Work through the data line by line, gathering every line that has the word "Deutschland".

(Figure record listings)
╔══
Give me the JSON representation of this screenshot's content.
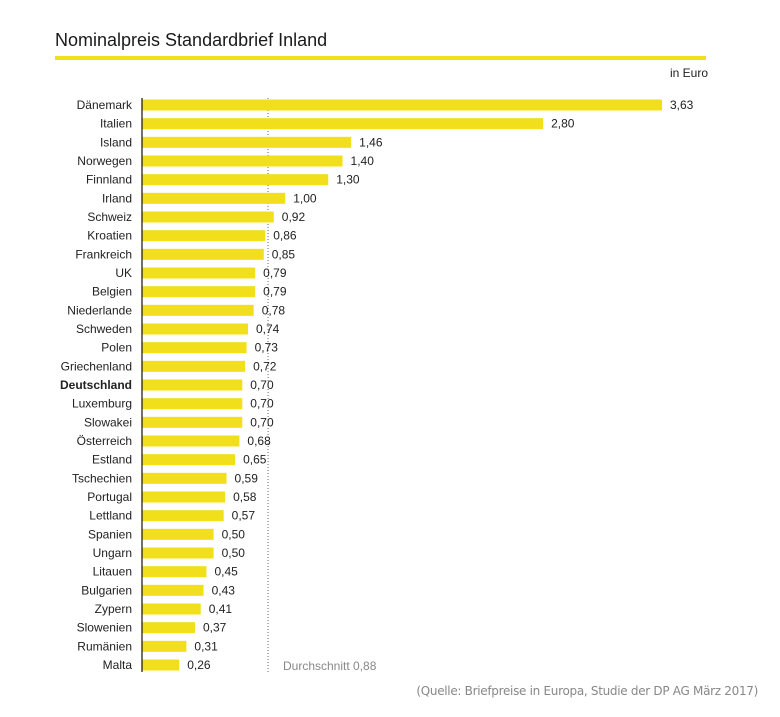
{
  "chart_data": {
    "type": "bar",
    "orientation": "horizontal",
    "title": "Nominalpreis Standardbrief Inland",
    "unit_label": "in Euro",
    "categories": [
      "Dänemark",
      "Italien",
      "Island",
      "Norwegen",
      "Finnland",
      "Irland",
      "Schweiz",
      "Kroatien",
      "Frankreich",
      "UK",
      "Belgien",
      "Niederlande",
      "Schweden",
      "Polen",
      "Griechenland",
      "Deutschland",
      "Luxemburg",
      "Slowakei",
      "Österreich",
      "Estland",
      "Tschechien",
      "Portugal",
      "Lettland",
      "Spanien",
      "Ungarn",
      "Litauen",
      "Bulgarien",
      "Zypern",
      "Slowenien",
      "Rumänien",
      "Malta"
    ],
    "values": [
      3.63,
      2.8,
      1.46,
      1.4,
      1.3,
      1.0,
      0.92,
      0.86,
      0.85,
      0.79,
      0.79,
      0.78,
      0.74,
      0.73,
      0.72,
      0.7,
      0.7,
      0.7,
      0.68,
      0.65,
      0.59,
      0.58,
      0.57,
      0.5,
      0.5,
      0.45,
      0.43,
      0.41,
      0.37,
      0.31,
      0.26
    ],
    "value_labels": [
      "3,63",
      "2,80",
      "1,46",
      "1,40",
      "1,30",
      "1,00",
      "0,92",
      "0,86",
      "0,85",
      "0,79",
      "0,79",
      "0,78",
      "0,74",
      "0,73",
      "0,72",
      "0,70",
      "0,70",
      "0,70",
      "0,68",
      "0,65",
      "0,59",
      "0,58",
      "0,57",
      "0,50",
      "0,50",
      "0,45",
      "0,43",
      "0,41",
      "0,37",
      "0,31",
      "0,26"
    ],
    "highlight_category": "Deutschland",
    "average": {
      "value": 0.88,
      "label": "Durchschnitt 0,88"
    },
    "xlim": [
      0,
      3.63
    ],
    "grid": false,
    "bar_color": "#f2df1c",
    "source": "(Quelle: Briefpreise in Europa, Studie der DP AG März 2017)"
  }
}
╚══
╔══
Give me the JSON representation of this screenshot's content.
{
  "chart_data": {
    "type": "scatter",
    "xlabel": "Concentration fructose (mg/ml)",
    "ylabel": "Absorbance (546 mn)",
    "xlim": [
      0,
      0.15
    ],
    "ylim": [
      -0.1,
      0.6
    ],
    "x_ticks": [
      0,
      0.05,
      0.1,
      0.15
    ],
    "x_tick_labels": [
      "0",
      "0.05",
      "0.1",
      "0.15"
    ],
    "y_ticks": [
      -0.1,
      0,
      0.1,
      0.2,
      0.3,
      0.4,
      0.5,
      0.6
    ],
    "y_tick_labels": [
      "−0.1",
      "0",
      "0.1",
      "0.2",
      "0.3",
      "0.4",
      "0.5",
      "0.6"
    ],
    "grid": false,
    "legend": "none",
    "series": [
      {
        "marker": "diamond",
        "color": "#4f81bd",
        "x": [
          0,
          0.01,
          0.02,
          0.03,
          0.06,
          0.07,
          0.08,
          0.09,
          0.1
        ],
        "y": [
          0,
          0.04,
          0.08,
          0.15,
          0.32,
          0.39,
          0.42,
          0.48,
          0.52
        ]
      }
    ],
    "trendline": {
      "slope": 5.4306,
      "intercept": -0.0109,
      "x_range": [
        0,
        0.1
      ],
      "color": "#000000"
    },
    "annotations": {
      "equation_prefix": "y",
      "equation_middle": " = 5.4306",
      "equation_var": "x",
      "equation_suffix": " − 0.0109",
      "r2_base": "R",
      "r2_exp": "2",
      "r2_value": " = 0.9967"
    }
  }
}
╚══
[SOLUTION TO THIS EXERCISE]
      "Deutschland",
    "highlight_category": "Deutschland",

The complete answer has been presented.